** START Dataset records **

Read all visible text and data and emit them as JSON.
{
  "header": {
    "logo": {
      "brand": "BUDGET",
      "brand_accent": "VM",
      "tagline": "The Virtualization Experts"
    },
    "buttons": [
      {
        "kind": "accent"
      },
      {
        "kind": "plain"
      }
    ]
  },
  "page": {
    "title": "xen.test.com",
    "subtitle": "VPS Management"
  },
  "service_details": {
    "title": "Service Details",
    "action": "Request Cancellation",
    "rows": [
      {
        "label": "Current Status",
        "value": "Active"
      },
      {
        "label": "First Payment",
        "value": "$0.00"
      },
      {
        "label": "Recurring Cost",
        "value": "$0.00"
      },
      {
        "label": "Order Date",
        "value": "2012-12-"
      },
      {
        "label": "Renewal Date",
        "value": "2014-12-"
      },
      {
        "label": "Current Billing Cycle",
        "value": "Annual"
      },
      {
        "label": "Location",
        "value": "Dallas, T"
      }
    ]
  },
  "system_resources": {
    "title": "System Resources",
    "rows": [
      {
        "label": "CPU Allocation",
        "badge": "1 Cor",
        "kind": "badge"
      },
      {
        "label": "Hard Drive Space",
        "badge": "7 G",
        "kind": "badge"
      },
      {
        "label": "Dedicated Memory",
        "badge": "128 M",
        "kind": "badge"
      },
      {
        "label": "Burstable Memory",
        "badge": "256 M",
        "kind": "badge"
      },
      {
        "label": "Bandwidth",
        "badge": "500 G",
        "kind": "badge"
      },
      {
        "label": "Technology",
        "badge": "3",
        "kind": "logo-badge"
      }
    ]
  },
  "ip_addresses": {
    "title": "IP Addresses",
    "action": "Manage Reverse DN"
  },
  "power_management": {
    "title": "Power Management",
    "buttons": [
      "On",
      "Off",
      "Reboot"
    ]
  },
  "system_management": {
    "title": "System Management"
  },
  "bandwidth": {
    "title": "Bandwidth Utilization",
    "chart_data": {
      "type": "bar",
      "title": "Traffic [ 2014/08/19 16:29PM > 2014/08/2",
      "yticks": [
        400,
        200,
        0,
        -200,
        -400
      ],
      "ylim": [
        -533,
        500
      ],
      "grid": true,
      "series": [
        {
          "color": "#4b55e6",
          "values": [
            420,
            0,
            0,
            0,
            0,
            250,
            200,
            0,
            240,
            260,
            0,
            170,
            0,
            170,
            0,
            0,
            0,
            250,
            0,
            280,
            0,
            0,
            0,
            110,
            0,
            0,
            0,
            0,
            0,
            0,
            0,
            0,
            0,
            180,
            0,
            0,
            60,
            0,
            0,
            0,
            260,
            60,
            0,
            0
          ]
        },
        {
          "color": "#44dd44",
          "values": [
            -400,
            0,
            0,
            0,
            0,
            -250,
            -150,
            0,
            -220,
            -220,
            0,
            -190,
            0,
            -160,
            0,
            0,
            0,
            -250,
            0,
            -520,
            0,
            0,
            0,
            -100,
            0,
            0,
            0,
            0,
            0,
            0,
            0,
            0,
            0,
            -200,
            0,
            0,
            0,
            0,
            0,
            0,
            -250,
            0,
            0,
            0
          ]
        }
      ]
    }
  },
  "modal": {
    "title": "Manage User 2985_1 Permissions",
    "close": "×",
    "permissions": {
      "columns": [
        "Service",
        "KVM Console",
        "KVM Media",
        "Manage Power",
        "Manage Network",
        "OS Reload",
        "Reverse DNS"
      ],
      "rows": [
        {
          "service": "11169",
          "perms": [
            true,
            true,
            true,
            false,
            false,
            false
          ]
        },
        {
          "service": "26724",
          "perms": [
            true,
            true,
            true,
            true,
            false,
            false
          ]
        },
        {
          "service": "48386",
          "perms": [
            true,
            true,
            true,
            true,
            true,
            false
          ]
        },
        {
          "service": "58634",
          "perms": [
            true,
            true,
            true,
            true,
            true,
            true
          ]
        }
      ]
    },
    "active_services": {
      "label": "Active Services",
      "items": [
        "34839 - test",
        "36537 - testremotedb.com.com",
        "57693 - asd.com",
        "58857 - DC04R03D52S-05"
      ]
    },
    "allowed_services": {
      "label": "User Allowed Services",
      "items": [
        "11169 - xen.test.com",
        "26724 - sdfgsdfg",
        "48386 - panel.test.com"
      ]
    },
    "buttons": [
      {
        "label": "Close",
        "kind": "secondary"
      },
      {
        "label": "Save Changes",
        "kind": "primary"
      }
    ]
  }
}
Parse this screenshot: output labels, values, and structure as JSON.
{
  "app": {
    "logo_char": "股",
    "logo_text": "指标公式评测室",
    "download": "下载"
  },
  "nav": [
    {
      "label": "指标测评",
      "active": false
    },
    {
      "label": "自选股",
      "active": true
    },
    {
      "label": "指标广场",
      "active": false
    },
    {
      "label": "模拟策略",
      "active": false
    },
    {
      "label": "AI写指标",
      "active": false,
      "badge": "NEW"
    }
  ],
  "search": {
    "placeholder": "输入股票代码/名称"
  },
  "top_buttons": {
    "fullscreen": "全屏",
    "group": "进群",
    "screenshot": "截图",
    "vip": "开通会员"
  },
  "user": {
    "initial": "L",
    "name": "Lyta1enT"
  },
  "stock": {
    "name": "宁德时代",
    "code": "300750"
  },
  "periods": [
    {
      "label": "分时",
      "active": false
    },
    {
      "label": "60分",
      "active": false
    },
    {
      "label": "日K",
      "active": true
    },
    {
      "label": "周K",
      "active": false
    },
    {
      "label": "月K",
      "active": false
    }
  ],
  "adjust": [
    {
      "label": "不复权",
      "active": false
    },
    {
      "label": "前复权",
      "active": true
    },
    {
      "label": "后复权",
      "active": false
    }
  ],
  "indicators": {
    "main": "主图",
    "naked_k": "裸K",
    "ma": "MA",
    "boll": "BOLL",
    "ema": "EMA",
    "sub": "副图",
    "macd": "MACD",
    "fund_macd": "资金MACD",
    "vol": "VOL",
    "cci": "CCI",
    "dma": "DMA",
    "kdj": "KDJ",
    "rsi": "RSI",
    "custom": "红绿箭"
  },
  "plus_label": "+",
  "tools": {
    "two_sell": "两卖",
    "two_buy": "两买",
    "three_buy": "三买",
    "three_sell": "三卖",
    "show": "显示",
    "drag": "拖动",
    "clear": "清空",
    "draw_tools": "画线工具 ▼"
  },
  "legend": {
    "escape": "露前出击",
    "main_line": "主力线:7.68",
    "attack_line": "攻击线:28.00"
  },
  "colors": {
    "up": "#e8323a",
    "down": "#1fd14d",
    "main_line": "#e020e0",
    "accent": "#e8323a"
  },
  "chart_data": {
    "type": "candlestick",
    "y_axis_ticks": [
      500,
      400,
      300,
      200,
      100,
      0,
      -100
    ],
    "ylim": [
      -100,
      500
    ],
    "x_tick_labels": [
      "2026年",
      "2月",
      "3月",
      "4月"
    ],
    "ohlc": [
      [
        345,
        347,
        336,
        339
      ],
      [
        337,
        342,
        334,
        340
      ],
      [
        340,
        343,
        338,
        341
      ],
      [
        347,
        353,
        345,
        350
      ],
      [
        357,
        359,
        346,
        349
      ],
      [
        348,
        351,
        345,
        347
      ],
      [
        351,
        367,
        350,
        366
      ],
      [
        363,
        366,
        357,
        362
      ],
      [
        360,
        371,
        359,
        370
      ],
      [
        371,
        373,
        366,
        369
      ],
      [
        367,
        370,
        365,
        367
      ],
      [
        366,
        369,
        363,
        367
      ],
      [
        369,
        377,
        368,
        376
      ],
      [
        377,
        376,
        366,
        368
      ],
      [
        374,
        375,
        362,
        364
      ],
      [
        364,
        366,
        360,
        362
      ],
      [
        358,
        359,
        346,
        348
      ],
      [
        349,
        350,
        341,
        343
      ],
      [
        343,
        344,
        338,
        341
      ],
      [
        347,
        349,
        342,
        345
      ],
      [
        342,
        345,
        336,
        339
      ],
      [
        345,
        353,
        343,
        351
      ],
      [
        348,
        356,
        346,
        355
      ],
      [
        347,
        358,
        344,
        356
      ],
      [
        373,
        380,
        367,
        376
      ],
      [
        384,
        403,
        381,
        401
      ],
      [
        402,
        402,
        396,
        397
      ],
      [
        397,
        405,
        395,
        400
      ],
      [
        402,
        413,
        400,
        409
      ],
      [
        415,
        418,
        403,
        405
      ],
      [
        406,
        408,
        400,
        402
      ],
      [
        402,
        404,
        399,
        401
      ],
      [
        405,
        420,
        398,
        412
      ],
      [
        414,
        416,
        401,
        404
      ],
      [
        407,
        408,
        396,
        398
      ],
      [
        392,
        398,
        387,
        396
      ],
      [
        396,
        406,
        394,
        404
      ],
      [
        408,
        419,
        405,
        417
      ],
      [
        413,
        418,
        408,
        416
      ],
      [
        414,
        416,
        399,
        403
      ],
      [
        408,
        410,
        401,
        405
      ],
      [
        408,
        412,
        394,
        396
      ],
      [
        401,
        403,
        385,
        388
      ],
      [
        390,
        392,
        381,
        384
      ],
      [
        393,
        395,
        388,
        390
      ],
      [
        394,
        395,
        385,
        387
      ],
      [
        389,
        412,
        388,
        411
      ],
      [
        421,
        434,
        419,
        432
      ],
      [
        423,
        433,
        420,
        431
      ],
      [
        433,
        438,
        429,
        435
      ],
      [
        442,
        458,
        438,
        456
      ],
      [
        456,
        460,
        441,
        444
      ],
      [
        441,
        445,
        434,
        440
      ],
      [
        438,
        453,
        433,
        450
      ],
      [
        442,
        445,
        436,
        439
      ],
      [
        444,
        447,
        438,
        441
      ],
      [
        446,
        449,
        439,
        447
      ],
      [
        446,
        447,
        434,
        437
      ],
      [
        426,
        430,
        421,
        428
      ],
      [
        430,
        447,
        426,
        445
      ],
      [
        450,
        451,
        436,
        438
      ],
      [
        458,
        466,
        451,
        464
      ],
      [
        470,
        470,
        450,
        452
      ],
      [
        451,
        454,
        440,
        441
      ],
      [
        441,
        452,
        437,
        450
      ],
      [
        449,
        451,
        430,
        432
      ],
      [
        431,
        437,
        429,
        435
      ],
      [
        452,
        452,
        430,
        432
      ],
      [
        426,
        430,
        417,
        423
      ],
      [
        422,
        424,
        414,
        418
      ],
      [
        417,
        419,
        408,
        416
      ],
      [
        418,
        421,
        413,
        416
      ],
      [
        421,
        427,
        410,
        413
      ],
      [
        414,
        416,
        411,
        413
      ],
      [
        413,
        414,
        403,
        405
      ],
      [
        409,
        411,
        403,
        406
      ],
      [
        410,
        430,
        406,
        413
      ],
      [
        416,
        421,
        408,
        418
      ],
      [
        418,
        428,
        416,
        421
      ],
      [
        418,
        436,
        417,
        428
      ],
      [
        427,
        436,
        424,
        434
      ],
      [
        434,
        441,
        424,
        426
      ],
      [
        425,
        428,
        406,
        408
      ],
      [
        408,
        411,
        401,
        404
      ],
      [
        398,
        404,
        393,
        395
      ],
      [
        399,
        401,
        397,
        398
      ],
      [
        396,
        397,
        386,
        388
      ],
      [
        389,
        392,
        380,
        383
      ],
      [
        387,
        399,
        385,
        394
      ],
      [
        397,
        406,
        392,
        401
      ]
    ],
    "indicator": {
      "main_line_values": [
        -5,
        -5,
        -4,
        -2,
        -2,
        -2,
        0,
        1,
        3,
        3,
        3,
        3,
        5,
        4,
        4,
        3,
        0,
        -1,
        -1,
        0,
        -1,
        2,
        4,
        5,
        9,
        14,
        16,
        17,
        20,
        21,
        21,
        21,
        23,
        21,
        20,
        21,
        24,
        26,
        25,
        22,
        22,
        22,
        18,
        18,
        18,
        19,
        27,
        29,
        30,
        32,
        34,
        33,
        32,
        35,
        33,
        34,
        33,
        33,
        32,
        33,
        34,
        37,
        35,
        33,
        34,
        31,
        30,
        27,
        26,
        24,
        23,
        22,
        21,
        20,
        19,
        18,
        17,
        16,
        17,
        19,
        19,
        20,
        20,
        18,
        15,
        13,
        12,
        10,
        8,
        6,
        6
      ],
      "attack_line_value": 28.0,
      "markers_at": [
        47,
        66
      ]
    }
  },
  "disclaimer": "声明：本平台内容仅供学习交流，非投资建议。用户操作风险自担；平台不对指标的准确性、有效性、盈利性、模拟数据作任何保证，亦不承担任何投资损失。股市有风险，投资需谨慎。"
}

** END Dataset records **

→ Given problem
State how many lines in the records above contain the word "Current", and give only that number.

→ Task solution
2